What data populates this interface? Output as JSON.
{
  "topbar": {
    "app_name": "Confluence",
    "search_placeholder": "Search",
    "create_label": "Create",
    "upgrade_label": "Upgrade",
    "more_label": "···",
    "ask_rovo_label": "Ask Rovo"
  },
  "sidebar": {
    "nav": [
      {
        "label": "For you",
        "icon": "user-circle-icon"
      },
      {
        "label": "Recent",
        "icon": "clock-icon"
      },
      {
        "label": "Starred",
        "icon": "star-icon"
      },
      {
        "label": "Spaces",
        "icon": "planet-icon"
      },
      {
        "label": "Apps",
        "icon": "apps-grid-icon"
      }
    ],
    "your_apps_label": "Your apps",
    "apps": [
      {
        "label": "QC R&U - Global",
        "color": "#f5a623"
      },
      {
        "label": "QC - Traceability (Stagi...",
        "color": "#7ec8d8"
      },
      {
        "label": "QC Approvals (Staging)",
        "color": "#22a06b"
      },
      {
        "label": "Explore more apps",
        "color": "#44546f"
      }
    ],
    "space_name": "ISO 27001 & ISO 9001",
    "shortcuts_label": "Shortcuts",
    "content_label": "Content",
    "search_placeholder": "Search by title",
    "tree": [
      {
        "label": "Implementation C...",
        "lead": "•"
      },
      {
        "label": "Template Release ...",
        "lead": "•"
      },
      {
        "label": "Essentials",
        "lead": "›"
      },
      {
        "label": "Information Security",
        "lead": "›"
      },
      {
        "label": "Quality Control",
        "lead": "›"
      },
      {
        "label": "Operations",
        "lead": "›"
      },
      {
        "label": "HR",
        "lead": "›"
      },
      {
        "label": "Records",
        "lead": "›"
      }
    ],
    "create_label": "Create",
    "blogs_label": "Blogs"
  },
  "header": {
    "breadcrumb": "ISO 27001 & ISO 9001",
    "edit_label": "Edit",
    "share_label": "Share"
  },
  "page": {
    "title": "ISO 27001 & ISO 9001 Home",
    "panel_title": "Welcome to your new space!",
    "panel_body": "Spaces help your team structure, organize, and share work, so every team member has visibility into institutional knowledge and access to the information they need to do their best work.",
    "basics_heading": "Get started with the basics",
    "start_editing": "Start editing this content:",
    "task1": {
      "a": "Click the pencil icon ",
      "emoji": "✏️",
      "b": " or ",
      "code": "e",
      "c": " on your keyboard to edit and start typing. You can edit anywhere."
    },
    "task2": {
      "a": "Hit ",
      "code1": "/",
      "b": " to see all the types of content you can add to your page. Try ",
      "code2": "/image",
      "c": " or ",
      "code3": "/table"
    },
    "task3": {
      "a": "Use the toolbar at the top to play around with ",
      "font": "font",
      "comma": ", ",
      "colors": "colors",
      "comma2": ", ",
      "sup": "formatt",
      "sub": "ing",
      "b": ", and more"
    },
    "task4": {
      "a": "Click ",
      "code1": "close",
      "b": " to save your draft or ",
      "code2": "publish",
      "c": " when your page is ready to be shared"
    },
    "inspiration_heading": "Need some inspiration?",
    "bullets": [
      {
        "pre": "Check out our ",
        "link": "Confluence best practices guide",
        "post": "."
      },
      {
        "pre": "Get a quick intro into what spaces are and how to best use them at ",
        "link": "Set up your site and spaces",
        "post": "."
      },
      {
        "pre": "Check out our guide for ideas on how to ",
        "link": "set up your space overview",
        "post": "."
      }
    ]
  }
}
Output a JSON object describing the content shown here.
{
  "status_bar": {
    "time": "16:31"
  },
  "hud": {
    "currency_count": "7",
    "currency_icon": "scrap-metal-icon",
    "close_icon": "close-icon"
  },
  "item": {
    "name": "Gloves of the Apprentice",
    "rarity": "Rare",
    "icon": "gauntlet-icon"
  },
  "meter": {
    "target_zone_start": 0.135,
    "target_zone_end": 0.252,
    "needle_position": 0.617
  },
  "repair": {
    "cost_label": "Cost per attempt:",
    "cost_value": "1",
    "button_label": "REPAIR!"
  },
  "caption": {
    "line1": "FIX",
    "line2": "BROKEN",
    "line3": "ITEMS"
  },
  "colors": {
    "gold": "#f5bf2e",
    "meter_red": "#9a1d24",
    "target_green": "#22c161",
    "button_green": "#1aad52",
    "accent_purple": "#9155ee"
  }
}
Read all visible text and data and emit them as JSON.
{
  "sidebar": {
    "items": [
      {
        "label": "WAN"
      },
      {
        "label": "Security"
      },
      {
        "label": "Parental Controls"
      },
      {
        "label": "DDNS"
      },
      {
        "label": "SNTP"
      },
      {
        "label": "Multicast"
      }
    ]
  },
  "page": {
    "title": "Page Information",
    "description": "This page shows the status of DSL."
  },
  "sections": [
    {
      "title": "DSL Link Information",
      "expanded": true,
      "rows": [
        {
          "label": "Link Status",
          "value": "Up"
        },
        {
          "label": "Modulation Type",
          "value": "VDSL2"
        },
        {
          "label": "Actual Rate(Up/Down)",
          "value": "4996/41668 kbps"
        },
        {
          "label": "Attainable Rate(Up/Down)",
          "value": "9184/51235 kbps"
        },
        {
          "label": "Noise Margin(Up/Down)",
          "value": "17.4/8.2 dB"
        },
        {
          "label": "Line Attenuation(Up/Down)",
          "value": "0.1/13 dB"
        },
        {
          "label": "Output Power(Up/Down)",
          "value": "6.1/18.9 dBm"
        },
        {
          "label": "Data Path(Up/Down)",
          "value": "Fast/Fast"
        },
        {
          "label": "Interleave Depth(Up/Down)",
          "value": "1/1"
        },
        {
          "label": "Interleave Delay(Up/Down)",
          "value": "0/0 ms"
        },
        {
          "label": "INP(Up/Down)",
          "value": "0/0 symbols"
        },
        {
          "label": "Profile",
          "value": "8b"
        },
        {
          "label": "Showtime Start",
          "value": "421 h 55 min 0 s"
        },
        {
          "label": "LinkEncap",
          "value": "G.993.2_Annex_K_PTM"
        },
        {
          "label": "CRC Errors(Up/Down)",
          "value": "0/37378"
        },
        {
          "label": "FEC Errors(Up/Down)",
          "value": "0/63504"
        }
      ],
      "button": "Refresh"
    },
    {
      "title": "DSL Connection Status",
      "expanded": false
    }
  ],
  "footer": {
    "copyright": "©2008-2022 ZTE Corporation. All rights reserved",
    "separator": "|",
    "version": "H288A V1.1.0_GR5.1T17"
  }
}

### STATED EXERCISE:
Find each line that has the word "Check", then copy it out.

### RESULT BELOW:
        "pre": "Check out our ",
        "pre": "Check out our guide for ideas on how to ",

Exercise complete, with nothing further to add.